Collected data entries
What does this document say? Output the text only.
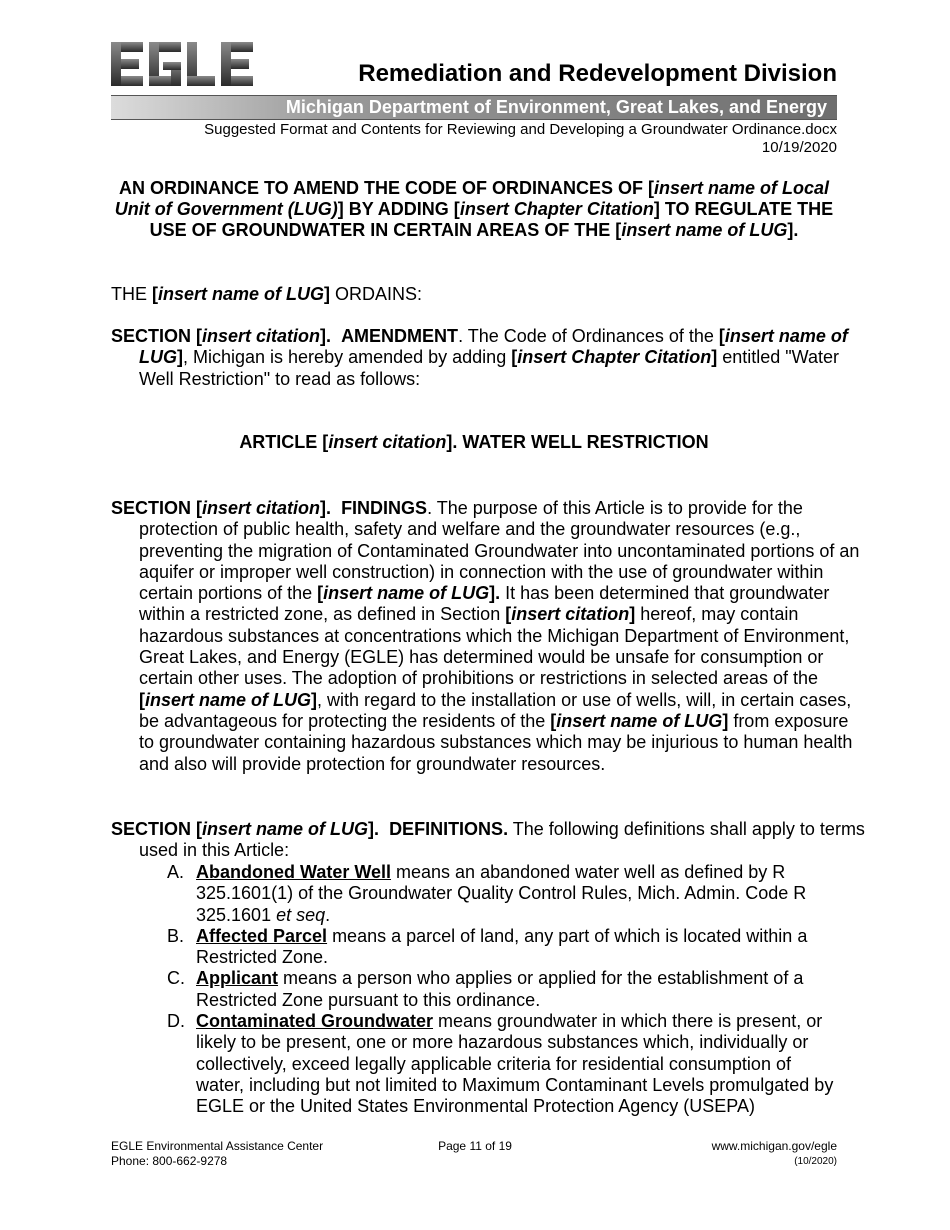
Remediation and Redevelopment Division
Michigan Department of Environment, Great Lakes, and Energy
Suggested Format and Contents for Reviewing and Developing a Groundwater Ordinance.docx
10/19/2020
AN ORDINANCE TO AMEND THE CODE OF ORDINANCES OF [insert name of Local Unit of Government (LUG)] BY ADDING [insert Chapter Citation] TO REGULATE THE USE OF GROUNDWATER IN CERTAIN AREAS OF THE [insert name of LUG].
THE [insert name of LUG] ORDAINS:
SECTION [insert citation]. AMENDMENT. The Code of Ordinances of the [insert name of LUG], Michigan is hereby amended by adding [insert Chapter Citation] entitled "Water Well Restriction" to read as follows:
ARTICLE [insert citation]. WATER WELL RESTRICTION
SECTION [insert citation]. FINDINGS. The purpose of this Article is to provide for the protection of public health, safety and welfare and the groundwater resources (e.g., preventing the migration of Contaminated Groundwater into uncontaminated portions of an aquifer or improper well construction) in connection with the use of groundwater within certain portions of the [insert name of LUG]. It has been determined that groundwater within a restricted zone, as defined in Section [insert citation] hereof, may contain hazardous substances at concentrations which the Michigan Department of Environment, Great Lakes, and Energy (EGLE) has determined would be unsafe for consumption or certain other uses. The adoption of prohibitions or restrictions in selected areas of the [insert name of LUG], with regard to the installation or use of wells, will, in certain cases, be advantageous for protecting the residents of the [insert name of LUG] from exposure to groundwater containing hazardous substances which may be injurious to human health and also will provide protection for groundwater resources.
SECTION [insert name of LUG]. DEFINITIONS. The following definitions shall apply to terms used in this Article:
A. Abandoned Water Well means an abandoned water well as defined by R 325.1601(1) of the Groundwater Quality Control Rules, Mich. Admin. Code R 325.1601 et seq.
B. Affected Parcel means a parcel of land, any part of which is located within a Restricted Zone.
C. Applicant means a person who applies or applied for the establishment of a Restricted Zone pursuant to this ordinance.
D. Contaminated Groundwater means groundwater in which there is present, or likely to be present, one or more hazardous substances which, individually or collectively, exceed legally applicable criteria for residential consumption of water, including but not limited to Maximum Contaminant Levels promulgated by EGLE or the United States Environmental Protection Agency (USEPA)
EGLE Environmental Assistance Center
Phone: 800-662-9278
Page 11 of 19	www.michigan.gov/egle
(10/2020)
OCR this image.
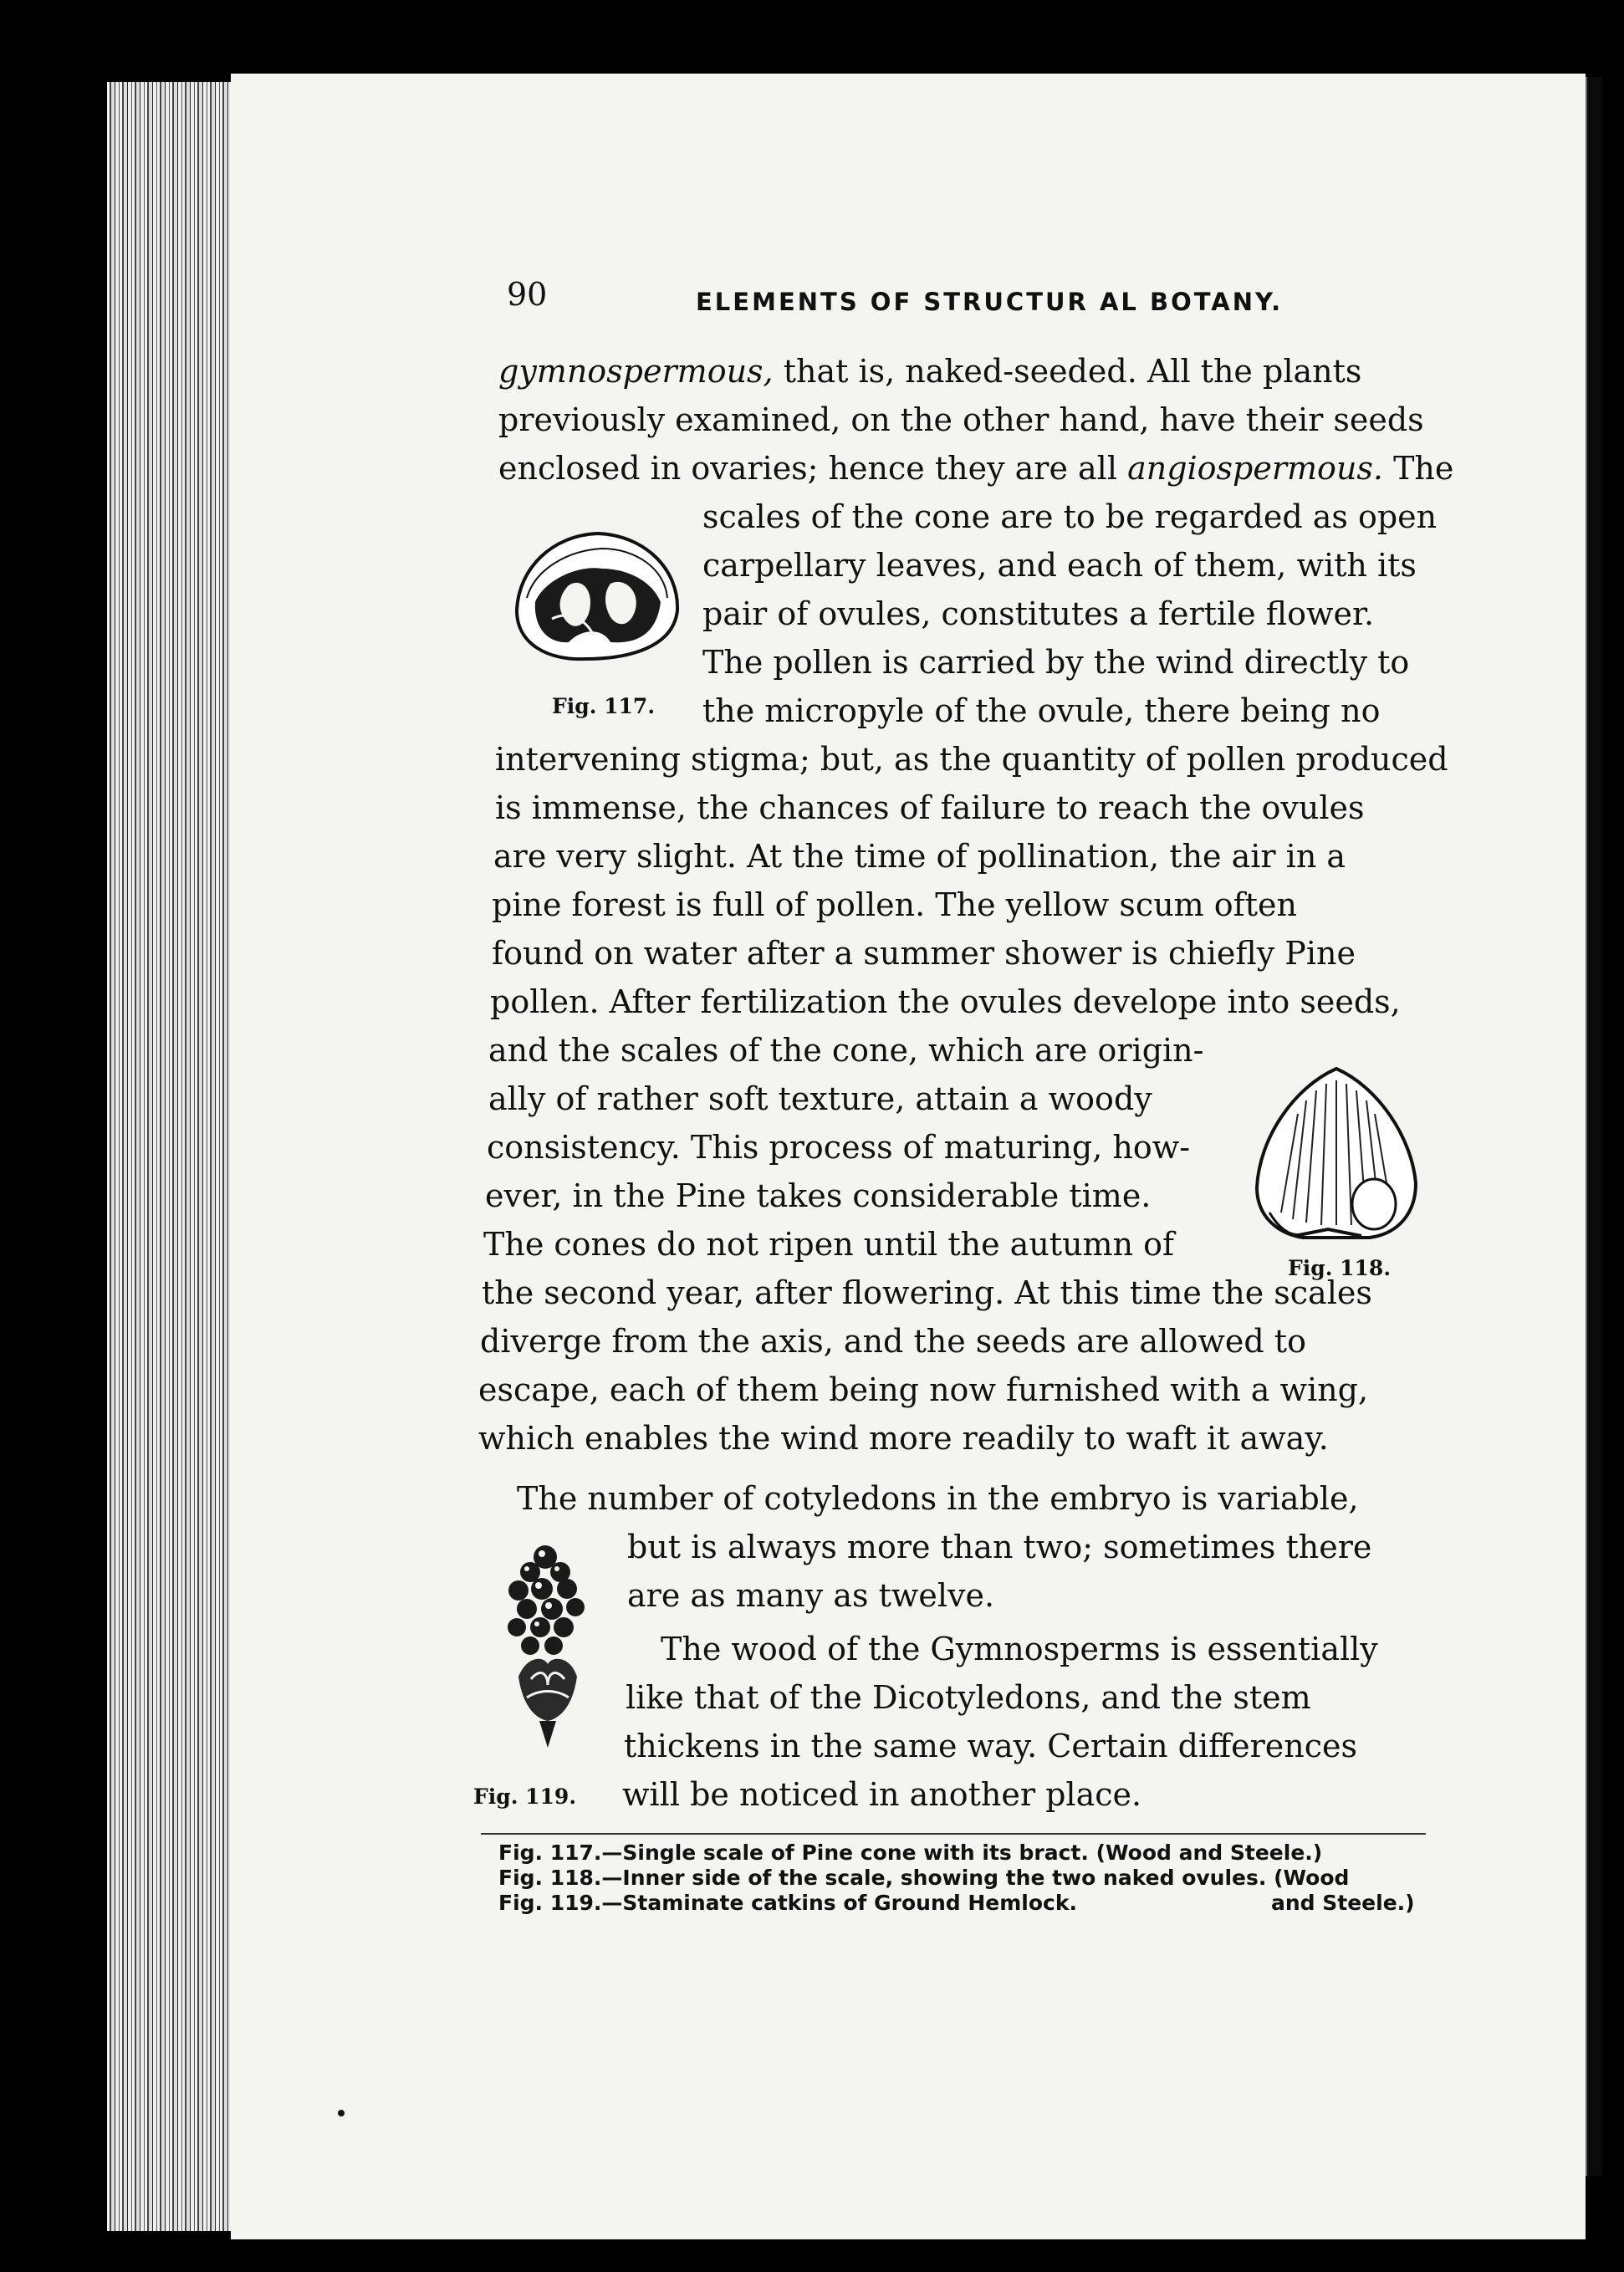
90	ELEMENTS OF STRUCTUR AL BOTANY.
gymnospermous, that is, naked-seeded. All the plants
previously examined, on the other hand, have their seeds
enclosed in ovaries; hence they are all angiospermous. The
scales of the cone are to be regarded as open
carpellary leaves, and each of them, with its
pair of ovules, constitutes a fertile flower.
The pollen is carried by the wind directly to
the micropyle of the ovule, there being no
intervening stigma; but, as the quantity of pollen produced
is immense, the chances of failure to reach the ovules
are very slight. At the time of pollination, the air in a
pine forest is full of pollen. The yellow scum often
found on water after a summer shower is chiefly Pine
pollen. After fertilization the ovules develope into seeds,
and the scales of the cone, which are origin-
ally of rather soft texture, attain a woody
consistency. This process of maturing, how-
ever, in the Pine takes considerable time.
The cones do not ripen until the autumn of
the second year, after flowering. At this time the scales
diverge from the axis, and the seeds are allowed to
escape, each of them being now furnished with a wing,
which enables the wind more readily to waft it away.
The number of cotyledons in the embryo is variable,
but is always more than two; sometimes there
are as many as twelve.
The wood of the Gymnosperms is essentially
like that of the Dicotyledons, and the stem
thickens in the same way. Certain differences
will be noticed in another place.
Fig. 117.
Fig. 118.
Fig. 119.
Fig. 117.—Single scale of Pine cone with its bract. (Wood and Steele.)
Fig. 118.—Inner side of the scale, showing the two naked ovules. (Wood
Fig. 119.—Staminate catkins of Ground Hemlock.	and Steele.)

To be done
Which lines contain the word "wind"? Copy each of them.

Reply to the exercise
The pollen is carried by the wind directly to
which enables the wind more readily to waft it away.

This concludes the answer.